● WHAT IS REQUIRED
All of the listing below must be repeated word for word. Pictures are the only thing to omit.
═════ INPUT DATA ═════
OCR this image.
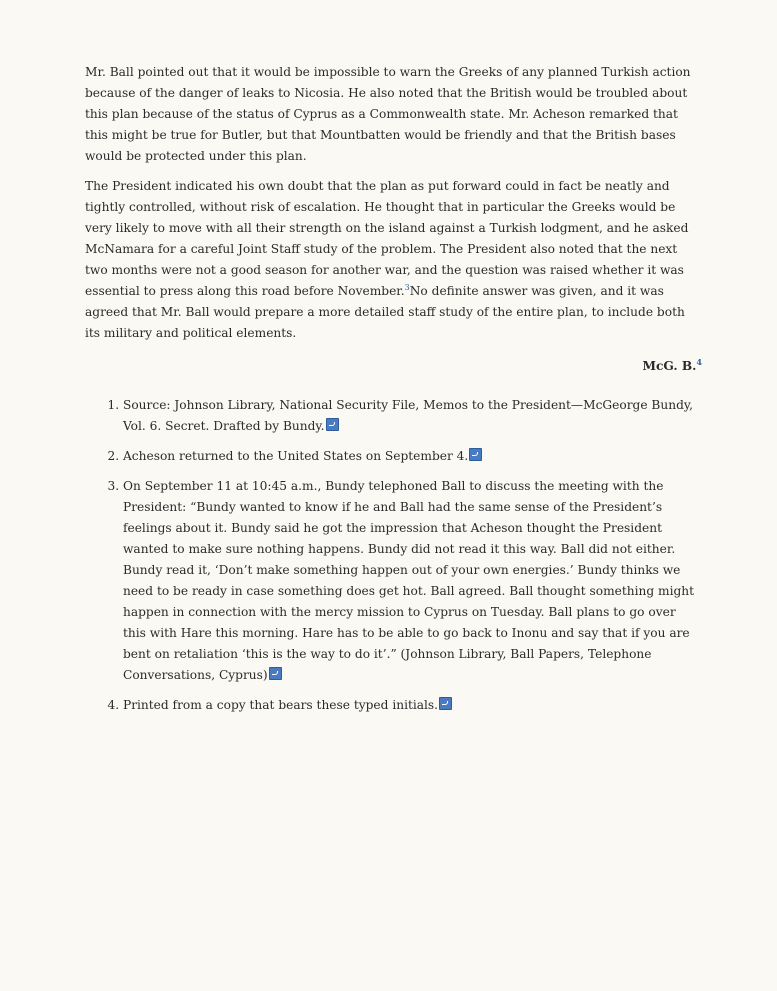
Mr. Ball pointed out that it would be impossible to warn the Greeks of any planned Turkish action because of the danger of leaks to Nicosia. He also noted that the British would be troubled about this plan because of the status of Cyprus as a Commonwealth state. Mr. Acheson remarked that this might be true for Butler, but that Mountbatten would be friendly and that the British bases would be protected under this plan.

The President indicated his own doubt that the plan as put forward could in fact be neatly and tightly controlled, without risk of escalation. He thought that in particular the Greeks would be very likely to move with all their strength on the island against a Turkish lodgment, and he asked McNamara for a careful Joint Staff study of the problem. The President also noted that the next two months were not a good season for another war, and the question was raised whether it was essential to press along this road before November.$^3$No definite answer was given, and it was agreed that Mr. Ball would prepare a more detailed staff study of the entire plan, to include both its military and political elements.

McG. B.$^4$
1. Source: Johnson Library, National Security File, Memos to the President—McGeorge Bundy, Vol. 6. Secret. Drafted by Bundy.
2. Acheson returned to the United States on September 4.
3. On September 11 at 10:45 a.m., Bundy telephoned Ball to discuss the meeting with the President: “Bundy wanted to know if he and Ball had the same sense of the President’s feelings about it. Bundy said he got the impression that Acheson thought the President wanted to make sure nothing happens. Bundy did not read it this way. Ball did not either. Bundy read it, ‘Don’t make something happen out of your own energies.’ Bundy thinks we need to be ready in case something does get hot. Ball agreed. Ball thought something might happen in connection with the mercy mission to Cyprus on Tuesday. Ball plans to go over this with Hare this morning. Hare has to be able to go back to Inonu and say that if you are bent on retaliation ‘this is the way to do it’.” (Johnson Library, Ball Papers, Telephone Conversations, Cyprus)
4. Printed from a copy that bears these typed initials.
═════
● TASK RESULT
OCR this image.
Mr. Ball pointed out that it would be impossible to warn the Greeks of any planned Turkish action because of the danger of leaks to Nicosia. He also noted that the British would be troubled about this plan because of the status of Cyprus as a Commonwealth state. Mr. Acheson remarked that this might be true for Butler, but that Mountbatten would be friendly and that the British bases would be protected under this plan.

The President indicated his own doubt that the plan as put forward could in fact be neatly and tightly controlled, without risk of escalation. He thought that in particular the Greeks would be very likely to move with all their strength on the island against a Turkish lodgment, and he asked McNamara for a careful Joint Staff study of the problem. The President also noted that the next two months were not a good season for another war, and the question was raised whether it was essential to press along this road before November.$^3$No definite answer was given, and it was agreed that Mr. Ball would prepare a more detailed staff study of the entire plan, to include both its military and political elements.

McG. B.$^4$
1. Source: Johnson Library, National Security File, Memos to the President—McGeorge Bundy, Vol. 6. Secret. Drafted by Bundy.
2. Acheson returned to the United States on September 4.
3. On September 11 at 10:45 a.m., Bundy telephoned Ball to discuss the meeting with the President: “Bundy wanted to know if he and Ball had the same sense of the President’s feelings about it. Bundy said he got the impression that Acheson thought the President wanted to make sure nothing happens. Bundy did not read it this way. Ball did not either. Bundy read it, ‘Don’t make something happen out of your own energies.’ Bundy thinks we need to be ready in case something does get hot. Ball agreed. Ball thought something might happen in connection with the mercy mission to Cyprus on Tuesday. Ball plans to go over this with Hare this morning. Hare has to be able to go back to Inonu and say that if you are bent on retaliation ‘this is the way to do it’.” (Johnson Library, Ball Papers, Telephone Conversations, Cyprus)
4. Printed from a copy that bears these typed initials.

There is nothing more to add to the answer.